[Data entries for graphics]
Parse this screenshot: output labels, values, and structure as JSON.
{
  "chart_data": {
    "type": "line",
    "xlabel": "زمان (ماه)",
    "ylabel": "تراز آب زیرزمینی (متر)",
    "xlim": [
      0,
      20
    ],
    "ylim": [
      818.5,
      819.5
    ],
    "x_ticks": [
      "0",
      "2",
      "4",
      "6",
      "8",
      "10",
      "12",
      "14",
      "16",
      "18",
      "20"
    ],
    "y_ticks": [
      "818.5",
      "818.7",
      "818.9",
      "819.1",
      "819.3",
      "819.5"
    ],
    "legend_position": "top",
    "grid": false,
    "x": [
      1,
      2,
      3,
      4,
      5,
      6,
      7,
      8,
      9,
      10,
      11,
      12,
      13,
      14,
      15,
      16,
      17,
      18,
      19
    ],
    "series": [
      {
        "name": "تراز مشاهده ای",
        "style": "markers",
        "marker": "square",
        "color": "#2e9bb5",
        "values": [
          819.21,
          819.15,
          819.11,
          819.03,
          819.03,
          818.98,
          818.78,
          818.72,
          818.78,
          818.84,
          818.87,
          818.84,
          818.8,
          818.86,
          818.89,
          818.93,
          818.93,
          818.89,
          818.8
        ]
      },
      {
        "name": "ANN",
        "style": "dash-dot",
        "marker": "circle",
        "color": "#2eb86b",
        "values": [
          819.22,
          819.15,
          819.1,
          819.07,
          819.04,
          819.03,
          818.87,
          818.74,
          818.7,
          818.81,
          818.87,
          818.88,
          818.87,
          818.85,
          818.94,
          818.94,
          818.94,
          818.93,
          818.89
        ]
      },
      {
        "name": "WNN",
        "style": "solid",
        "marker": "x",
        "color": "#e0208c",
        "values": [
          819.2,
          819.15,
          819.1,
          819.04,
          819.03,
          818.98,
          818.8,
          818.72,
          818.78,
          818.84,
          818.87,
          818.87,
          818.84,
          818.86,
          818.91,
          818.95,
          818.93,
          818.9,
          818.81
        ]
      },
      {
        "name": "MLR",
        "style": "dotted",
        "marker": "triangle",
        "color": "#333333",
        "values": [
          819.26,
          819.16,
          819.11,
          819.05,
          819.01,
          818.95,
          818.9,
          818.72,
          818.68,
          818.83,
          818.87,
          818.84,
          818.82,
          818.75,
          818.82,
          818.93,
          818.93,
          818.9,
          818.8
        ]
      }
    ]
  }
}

** What is asked **
Count how many lines above carry the word "name". Only the number is required.

** Exercise response **
4